▶ _Source data_
= = = =
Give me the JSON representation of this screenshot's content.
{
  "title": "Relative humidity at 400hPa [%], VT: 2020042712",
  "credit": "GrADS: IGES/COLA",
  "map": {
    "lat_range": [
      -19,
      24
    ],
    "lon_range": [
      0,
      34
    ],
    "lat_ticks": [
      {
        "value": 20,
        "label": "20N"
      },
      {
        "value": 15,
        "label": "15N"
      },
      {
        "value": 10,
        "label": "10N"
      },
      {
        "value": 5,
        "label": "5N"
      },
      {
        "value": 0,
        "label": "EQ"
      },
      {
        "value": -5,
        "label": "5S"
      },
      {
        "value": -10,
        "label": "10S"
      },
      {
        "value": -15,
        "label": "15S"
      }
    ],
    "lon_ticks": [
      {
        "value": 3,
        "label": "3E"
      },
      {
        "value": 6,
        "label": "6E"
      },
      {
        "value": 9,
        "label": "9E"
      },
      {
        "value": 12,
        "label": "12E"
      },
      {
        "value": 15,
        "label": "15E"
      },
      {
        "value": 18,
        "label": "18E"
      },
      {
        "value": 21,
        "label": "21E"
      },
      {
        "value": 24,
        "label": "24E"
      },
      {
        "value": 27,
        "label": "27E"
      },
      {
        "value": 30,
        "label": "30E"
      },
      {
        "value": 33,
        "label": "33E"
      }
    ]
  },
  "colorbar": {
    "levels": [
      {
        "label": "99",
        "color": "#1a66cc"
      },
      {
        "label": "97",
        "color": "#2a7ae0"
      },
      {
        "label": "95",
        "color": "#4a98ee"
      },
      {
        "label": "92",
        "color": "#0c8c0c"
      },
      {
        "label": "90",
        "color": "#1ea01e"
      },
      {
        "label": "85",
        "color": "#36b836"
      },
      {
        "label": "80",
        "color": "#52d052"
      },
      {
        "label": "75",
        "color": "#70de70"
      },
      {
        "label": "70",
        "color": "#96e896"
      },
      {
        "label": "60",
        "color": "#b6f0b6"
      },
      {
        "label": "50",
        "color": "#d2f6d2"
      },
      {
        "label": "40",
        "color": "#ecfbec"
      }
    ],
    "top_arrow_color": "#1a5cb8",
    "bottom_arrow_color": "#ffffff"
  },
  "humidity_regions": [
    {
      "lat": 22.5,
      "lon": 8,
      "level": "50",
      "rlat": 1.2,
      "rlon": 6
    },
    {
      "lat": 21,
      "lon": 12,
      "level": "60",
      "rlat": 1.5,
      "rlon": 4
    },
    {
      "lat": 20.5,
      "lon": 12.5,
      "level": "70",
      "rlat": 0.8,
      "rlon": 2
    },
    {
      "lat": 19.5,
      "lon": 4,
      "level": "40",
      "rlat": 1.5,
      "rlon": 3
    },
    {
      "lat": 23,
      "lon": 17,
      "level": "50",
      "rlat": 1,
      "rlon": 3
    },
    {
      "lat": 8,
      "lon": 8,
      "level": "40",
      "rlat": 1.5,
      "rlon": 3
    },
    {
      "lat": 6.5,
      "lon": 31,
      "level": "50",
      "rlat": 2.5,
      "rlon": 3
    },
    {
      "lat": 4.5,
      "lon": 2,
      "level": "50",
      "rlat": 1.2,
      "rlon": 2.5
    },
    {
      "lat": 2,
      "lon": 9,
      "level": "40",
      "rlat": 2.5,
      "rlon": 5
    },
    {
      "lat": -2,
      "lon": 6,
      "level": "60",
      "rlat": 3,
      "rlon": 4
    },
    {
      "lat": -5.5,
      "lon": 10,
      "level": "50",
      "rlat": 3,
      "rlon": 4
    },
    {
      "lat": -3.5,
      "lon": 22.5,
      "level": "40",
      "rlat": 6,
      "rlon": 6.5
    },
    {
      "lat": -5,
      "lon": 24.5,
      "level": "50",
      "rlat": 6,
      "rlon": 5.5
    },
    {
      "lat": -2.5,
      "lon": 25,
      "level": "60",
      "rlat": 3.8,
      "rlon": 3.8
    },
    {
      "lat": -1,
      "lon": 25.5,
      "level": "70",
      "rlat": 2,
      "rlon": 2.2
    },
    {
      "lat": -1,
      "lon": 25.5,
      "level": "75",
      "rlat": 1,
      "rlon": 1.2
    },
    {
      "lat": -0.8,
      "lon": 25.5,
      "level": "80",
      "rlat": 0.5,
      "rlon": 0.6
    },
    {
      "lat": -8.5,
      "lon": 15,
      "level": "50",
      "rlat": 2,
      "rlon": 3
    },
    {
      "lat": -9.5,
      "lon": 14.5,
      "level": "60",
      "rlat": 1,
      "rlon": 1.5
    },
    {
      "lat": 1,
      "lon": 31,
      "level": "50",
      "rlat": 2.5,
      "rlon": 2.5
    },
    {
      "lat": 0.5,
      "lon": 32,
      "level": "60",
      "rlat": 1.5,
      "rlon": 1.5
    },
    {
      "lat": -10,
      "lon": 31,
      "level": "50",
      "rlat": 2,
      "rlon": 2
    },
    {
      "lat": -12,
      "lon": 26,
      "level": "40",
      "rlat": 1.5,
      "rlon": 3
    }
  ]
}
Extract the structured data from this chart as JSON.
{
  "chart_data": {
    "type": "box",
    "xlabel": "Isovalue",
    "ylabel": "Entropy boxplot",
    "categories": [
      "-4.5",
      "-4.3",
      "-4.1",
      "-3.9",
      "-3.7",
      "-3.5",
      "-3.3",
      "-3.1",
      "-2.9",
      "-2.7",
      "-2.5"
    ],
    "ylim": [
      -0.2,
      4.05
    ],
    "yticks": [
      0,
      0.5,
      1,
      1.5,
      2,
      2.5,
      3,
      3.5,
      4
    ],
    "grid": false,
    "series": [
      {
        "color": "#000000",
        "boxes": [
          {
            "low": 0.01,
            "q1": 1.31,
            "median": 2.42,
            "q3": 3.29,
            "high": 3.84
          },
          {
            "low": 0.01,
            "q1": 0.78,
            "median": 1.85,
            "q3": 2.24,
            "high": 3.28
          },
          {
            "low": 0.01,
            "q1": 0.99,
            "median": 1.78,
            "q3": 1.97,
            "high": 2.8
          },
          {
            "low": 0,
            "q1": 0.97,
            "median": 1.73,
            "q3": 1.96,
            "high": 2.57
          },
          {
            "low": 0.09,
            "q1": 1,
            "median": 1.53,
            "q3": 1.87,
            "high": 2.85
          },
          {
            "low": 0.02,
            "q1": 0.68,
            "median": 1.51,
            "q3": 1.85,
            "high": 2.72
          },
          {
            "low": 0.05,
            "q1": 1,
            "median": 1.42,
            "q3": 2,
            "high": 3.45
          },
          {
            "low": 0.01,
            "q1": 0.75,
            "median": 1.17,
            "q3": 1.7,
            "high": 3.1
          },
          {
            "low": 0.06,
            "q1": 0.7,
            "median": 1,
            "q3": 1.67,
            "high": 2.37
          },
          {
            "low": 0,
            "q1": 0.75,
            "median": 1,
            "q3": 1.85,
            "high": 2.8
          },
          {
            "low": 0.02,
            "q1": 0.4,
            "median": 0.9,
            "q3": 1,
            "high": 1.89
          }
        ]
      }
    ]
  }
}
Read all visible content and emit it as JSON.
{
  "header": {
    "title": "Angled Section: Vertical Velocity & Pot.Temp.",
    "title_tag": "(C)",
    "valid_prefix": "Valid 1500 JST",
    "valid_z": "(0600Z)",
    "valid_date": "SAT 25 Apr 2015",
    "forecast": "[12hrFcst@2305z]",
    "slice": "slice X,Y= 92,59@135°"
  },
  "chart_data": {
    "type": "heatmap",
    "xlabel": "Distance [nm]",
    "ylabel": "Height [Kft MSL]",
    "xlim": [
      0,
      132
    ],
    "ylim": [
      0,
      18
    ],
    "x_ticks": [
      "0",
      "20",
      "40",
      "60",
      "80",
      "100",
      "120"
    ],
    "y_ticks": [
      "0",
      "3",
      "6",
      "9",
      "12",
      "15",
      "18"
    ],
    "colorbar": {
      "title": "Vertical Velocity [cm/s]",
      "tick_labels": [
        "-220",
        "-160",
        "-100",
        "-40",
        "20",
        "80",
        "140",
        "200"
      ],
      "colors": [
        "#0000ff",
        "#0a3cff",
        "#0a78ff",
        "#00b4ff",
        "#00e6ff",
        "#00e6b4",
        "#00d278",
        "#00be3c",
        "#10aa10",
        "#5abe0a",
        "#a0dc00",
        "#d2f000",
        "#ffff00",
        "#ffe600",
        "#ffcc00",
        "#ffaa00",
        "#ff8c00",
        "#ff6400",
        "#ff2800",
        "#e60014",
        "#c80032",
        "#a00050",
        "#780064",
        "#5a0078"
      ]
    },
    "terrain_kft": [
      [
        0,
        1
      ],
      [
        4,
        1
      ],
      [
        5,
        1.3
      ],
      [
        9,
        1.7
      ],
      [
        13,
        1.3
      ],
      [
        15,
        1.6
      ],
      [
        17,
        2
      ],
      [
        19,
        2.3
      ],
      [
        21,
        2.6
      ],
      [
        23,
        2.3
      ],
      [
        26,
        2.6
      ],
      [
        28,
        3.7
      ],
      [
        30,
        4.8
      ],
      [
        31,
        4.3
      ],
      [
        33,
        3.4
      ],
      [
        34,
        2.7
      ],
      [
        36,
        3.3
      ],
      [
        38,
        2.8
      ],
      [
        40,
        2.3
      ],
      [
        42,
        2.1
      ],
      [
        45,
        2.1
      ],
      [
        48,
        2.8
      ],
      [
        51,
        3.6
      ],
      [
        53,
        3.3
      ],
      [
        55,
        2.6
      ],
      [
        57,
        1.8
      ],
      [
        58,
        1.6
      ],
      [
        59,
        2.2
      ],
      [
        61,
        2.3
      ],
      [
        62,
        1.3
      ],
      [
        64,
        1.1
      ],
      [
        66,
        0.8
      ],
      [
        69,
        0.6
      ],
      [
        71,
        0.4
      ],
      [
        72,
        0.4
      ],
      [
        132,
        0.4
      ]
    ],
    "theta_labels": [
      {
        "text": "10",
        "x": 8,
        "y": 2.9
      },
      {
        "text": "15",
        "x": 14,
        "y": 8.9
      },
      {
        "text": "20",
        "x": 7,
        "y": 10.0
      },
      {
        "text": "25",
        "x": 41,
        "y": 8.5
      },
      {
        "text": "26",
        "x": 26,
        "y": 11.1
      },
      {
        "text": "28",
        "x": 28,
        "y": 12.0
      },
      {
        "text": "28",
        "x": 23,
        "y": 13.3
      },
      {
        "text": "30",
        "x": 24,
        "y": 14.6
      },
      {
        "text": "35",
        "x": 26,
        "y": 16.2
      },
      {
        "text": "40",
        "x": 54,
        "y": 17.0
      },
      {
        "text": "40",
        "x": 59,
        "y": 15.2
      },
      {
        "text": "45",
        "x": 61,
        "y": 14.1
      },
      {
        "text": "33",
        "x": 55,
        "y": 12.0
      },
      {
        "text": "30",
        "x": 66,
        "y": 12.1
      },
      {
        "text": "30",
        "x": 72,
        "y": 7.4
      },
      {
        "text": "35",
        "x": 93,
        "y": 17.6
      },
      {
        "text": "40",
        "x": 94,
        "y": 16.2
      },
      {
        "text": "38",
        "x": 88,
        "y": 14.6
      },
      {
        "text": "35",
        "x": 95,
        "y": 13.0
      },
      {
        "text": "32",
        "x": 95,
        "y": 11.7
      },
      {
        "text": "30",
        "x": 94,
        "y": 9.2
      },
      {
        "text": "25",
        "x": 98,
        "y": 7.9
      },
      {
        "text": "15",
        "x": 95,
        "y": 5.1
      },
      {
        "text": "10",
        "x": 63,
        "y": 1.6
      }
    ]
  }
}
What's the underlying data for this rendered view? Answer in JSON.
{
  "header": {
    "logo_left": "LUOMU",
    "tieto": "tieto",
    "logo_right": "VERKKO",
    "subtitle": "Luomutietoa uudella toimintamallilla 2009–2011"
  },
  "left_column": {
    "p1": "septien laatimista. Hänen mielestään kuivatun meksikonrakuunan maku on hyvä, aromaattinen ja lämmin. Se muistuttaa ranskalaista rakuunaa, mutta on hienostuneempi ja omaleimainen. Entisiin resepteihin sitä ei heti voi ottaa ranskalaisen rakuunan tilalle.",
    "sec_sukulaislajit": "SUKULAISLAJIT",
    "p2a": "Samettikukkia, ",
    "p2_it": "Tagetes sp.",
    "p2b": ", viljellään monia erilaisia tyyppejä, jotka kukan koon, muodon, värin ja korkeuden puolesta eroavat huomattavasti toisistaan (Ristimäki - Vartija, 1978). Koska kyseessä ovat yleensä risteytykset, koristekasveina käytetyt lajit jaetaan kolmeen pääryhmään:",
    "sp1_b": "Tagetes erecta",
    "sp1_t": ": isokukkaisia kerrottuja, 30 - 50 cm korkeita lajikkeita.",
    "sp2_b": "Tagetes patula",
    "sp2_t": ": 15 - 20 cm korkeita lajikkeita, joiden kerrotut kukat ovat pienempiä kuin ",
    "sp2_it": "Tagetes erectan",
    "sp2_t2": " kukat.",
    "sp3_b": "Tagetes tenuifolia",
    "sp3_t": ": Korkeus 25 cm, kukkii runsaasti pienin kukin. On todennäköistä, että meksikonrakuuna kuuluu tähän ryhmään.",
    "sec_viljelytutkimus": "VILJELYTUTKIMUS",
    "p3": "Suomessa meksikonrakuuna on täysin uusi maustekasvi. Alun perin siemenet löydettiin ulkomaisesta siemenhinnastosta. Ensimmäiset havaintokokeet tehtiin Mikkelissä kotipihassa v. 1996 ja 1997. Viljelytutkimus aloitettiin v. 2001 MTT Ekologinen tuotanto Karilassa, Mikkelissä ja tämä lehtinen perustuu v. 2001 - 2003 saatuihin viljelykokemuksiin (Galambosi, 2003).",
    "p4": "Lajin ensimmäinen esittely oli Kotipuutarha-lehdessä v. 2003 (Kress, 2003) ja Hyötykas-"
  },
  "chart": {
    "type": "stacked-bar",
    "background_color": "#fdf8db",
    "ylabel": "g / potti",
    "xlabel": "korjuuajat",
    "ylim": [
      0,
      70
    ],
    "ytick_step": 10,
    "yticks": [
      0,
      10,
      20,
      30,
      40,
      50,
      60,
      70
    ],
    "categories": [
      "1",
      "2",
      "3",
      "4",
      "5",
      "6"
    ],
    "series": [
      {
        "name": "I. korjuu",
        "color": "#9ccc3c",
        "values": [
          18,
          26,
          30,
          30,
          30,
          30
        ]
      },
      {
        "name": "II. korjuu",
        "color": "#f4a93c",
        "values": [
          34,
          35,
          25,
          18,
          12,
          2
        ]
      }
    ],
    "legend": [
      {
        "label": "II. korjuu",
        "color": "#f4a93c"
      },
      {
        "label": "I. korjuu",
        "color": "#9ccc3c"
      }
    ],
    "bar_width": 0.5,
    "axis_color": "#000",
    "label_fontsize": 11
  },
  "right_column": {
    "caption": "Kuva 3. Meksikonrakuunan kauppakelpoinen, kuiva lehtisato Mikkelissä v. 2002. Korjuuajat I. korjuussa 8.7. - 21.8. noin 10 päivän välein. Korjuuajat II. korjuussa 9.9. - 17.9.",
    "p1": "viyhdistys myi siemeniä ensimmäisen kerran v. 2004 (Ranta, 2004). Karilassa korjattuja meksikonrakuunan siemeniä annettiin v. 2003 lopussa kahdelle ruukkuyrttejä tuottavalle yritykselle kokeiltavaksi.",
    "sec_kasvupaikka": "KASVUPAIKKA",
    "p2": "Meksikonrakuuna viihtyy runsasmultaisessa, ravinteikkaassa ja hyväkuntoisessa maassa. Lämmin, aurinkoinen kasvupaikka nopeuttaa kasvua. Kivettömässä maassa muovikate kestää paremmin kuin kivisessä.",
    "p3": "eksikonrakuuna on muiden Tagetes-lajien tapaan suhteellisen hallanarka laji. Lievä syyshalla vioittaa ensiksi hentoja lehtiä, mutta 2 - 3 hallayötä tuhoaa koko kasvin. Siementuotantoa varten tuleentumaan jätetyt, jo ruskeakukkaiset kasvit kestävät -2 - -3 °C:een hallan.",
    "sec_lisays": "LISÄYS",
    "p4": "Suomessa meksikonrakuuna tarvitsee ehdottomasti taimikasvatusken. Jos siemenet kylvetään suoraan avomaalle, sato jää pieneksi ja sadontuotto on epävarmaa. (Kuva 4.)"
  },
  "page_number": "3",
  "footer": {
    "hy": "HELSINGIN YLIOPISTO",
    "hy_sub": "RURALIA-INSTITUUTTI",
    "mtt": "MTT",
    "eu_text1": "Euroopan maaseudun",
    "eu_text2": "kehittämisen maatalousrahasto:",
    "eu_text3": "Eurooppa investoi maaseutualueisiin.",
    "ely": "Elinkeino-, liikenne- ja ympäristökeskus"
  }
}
= = = =
▶ _Exercise_
Identify each line in the entries with the word "Vertical" and copy it.

▶ _Exercise response_
    "title": "Angled Section: Vertical Velocity & Pot.Temp.",
      "title": "Vertical Velocity [cm/s]",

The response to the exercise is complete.